#### WHAT YOU ARE ASKED TO DO
Please copy the items word for word, from the first line through the line containing "score-box-border (160, 453, 161, 501)", including both of those lines.

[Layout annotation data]
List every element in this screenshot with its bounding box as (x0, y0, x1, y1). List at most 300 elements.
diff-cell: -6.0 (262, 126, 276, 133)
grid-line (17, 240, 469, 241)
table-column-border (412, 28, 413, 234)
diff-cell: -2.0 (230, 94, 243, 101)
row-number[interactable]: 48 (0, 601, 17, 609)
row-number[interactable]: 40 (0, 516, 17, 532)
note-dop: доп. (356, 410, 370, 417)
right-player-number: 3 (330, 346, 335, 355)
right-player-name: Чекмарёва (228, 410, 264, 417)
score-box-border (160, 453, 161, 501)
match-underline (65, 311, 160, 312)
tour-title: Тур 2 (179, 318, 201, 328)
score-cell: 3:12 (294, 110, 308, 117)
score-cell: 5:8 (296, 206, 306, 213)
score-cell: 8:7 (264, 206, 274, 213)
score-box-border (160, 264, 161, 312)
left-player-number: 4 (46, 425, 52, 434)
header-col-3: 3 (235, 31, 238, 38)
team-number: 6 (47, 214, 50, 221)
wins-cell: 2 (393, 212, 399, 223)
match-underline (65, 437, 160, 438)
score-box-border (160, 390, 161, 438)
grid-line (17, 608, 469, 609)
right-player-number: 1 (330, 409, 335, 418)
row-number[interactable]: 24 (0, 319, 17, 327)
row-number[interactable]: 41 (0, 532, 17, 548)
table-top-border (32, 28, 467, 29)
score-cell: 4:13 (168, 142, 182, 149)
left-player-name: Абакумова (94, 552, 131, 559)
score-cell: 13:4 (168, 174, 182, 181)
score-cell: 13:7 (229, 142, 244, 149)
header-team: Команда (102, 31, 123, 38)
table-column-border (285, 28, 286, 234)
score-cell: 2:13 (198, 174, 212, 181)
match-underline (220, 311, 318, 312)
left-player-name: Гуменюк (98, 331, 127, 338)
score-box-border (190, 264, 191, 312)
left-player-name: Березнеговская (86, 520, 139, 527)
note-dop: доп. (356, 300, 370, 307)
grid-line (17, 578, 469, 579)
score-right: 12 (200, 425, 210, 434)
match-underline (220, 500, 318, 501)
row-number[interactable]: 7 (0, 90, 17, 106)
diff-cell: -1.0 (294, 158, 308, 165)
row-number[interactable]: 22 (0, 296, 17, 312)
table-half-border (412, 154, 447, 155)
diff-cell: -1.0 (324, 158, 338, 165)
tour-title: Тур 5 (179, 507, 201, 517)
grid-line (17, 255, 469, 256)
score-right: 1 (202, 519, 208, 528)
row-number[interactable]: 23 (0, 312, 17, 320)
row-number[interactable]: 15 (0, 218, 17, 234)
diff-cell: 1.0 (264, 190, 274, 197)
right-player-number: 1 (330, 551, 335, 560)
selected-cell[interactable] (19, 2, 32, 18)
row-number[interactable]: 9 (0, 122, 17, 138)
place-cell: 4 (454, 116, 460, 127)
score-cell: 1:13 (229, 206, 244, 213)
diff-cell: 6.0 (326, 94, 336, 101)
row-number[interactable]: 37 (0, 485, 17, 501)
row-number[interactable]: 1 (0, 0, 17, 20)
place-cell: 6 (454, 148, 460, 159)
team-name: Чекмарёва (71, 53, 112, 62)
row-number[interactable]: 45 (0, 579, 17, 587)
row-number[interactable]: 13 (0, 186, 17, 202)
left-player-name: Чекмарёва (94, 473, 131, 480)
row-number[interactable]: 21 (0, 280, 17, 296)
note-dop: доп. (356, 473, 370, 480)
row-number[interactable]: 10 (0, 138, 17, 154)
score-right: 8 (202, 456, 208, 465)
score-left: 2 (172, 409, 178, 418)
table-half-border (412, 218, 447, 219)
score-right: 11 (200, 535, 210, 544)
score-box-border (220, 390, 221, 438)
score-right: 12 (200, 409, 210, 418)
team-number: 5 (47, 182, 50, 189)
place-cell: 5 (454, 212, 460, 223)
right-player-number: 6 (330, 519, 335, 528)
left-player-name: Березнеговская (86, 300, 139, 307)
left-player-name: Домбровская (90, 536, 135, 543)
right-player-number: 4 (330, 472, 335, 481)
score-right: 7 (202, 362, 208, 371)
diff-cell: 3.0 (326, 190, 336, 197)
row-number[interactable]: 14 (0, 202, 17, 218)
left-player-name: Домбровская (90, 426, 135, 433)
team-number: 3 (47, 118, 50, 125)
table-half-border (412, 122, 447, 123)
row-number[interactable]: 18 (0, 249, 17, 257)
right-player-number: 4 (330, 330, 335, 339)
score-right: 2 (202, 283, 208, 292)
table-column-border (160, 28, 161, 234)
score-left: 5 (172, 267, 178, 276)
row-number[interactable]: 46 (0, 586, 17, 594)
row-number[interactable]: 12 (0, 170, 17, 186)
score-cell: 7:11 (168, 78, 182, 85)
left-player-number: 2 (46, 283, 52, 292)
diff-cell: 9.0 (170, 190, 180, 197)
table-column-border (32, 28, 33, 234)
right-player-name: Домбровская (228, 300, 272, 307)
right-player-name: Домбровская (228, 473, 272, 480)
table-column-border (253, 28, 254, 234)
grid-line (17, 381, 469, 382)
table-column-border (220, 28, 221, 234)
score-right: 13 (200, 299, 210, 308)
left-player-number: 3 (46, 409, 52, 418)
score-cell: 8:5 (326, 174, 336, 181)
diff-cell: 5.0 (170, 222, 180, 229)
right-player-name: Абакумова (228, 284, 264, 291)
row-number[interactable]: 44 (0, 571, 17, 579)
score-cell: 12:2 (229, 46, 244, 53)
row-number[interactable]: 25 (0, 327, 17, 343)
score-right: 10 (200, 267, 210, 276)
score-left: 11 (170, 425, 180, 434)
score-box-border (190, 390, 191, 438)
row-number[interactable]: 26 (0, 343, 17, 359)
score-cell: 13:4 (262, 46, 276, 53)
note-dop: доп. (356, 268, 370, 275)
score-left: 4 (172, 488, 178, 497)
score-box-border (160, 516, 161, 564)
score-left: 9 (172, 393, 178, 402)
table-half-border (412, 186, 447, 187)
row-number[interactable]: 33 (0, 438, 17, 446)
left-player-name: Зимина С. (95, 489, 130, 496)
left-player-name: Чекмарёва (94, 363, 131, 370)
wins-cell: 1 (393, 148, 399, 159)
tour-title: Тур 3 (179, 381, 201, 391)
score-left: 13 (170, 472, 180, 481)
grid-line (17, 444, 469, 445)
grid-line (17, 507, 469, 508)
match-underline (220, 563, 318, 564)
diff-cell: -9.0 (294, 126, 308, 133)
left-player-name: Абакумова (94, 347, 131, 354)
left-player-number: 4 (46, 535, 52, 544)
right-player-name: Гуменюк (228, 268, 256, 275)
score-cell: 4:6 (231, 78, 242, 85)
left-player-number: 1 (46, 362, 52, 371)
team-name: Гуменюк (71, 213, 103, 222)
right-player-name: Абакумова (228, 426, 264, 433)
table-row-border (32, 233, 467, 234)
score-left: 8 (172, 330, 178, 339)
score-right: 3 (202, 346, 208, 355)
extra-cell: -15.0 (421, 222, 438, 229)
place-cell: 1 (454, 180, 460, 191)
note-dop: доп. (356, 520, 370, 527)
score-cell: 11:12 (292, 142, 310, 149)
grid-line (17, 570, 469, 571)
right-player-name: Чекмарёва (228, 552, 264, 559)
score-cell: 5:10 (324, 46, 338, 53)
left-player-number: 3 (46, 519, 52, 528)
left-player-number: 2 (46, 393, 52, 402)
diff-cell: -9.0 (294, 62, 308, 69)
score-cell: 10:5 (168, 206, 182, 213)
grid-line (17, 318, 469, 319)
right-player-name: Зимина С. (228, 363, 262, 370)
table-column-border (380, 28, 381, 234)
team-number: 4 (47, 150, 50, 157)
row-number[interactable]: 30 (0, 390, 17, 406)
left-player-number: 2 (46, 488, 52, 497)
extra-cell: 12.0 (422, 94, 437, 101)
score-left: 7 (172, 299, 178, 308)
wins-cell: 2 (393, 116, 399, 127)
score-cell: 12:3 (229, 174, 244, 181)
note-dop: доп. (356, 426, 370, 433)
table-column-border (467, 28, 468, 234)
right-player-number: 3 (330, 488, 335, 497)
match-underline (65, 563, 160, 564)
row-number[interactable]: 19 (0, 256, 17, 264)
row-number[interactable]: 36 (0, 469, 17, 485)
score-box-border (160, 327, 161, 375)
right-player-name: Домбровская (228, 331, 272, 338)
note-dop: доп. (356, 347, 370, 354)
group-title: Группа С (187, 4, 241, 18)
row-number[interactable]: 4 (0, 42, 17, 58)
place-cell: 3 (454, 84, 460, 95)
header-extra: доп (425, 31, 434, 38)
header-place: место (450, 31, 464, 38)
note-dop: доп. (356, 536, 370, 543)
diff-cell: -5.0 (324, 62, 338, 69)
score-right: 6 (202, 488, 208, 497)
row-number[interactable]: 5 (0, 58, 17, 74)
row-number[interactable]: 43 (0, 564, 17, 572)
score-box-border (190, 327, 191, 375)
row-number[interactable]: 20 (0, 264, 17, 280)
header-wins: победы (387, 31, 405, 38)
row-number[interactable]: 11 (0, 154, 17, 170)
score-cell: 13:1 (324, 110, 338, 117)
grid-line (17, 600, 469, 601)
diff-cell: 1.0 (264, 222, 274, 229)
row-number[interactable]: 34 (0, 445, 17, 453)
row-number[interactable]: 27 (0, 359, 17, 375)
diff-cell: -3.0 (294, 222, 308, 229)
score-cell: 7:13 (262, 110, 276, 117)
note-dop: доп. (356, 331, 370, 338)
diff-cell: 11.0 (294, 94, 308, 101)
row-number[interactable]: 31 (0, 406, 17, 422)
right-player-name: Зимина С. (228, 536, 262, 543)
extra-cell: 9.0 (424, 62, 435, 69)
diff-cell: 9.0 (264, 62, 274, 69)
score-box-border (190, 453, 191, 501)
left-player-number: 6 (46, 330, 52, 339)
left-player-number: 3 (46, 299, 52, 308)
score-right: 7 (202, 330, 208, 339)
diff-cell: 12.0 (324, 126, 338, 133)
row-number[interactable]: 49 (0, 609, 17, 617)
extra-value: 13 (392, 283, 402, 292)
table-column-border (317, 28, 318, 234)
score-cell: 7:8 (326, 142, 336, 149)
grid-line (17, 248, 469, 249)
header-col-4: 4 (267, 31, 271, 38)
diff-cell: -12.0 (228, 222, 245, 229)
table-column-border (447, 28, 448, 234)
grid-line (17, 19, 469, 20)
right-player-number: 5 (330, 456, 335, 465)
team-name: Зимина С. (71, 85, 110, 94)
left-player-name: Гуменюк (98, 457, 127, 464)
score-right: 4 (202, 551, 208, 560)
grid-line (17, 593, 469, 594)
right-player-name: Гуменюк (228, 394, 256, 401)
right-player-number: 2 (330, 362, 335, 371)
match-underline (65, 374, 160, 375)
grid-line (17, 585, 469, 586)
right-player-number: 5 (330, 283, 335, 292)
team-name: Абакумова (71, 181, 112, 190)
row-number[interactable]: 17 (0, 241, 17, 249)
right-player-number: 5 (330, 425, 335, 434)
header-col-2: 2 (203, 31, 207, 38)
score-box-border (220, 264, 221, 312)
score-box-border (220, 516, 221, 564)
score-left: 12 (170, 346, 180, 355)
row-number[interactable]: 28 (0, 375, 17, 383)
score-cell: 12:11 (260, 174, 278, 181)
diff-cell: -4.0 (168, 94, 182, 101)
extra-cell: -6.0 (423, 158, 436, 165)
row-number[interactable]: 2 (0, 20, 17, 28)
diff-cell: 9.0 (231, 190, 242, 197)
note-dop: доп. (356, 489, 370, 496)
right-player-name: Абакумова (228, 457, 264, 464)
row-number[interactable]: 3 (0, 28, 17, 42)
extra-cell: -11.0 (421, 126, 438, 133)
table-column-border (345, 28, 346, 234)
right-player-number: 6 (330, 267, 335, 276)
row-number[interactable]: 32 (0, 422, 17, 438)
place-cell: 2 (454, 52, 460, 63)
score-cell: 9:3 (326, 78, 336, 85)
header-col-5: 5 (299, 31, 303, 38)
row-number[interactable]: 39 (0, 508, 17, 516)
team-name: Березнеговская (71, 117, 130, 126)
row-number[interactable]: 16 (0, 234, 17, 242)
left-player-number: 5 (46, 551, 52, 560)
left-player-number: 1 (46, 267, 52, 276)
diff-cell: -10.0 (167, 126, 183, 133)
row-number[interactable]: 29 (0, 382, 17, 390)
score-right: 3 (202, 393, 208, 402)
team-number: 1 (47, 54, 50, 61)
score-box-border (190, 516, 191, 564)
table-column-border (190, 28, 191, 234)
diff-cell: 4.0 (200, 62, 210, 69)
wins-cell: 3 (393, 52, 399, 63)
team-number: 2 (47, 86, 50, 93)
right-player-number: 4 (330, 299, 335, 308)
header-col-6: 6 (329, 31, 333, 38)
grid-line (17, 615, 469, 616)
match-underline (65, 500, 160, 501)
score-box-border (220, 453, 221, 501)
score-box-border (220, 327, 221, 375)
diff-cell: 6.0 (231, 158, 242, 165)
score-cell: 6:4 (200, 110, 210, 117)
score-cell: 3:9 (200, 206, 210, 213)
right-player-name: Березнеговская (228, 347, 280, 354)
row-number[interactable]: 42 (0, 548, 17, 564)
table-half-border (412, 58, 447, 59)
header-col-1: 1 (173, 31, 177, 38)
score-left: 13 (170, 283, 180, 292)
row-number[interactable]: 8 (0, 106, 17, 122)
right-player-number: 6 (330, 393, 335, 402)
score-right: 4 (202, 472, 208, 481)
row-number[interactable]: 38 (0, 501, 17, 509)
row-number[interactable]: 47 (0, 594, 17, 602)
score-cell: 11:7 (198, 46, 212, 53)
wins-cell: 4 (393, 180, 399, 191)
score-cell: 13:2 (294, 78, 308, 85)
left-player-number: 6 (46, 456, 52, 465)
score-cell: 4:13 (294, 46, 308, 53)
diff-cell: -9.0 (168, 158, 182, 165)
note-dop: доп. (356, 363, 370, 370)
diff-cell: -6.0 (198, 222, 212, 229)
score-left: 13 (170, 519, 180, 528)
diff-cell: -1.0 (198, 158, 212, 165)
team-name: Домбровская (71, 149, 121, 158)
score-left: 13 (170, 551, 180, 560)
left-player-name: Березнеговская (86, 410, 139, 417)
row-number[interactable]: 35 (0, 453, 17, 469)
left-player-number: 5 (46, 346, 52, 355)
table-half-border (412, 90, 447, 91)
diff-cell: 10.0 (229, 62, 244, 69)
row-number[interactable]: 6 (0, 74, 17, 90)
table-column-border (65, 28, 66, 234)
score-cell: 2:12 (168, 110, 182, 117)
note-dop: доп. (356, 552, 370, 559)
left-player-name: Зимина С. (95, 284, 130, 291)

#### WORKED SOLUTION
List every element in this screenshot with its bounding box as (x0, y0, x1, y1). List at most 300 elements.
diff-cell: -6.0 (262, 126, 276, 133)
grid-line (17, 240, 469, 241)
table-column-border (412, 28, 413, 234)
diff-cell: -2.0 (230, 94, 243, 101)
row-number[interactable]: 48 (0, 601, 17, 609)
row-number[interactable]: 40 (0, 516, 17, 532)
note-dop: доп. (356, 410, 370, 417)
right-player-number: 3 (330, 346, 335, 355)
right-player-name: Чекмарёва (228, 410, 264, 417)
score-box-border (160, 453, 161, 501)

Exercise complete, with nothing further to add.